Reproduce the listing below verbatim.
**** Dataset
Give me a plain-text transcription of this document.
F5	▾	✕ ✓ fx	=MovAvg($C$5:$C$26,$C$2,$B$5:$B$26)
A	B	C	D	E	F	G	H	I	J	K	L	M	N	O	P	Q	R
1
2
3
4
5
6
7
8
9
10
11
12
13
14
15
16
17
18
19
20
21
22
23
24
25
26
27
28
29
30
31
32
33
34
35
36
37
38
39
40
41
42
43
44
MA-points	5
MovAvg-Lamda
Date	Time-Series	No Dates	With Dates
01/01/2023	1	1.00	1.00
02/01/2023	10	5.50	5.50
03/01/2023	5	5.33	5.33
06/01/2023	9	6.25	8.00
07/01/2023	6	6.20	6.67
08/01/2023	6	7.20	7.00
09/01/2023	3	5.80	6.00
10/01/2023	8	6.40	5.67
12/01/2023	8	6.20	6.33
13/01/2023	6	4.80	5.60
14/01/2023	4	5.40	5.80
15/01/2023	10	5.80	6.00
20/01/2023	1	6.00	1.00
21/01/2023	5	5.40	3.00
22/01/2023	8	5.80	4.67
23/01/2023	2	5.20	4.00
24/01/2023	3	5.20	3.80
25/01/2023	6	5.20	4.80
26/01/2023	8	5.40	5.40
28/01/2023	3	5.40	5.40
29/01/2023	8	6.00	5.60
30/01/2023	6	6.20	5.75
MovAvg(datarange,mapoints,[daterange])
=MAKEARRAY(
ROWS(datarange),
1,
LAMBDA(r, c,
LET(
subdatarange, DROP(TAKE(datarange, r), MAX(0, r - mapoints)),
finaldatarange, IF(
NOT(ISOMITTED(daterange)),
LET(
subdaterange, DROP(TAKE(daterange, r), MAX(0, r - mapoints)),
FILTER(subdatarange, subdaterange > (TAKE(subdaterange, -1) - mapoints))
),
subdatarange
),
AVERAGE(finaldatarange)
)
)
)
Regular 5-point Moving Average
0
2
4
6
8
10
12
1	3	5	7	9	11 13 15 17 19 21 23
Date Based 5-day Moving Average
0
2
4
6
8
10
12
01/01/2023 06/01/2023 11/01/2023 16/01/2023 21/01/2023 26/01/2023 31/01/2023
********
| Exercise output |
Give me a plain-text transcription of this document.
F5	▾	✕ ✓ fx	=MovAvg($C$5:$C$26,$C$2,$B$5:$B$26)
A	B	C	D	E	F	G	H	I	J	K	L	M	N	O	P	Q	R
1
2
3
4
5
6
7
8
9
10
11
12
13
14
15
16
17
18
19
20
21
22
23
24
25
26
27
28
29
30
31
32
33
34
35
36
37
38
39
40
41
42
43
44
MA-points	5
MovAvg-Lamda
Date	Time-Series	No Dates	With Dates
01/01/2023	1	1.00	1.00
02/01/2023	10	5.50	5.50
03/01/2023	5	5.33	5.33
06/01/2023	9	6.25	8.00
07/01/2023	6	6.20	6.67
08/01/2023	6	7.20	7.00
09/01/2023	3	5.80	6.00
10/01/2023	8	6.40	5.67
12/01/2023	8	6.20	6.33
13/01/2023	6	4.80	5.60
14/01/2023	4	5.40	5.80
15/01/2023	10	5.80	6.00
20/01/2023	1	6.00	1.00
21/01/2023	5	5.40	3.00
22/01/2023	8	5.80	4.67
23/01/2023	2	5.20	4.00
24/01/2023	3	5.20	3.80
25/01/2023	6	5.20	4.80
26/01/2023	8	5.40	5.40
28/01/2023	3	5.40	5.40
29/01/2023	8	6.00	5.60
30/01/2023	6	6.20	5.75
MovAvg(datarange,mapoints,[daterange])
=MAKEARRAY(
ROWS(datarange),
1,
LAMBDA(r, c,
LET(
subdatarange, DROP(TAKE(datarange, r), MAX(0, r - mapoints)),
finaldatarange, IF(
NOT(ISOMITTED(daterange)),
LET(
subdaterange, DROP(TAKE(daterange, r), MAX(0, r - mapoints)),
FILTER(subdatarange, subdaterange > (TAKE(subdaterange, -1) - mapoints))
),
subdatarange
),
AVERAGE(finaldatarange)
)
)
)
Regular 5-point Moving Average
0
2
4
6
8
10
12
1	3	5	7	9	11 13 15 17 19 21 23
Date Based 5-day Moving Average
0
2
4
6
8
10
12
01/01/2023 06/01/2023 11/01/2023 16/01/2023 21/01/2023 26/01/2023 31/01/2023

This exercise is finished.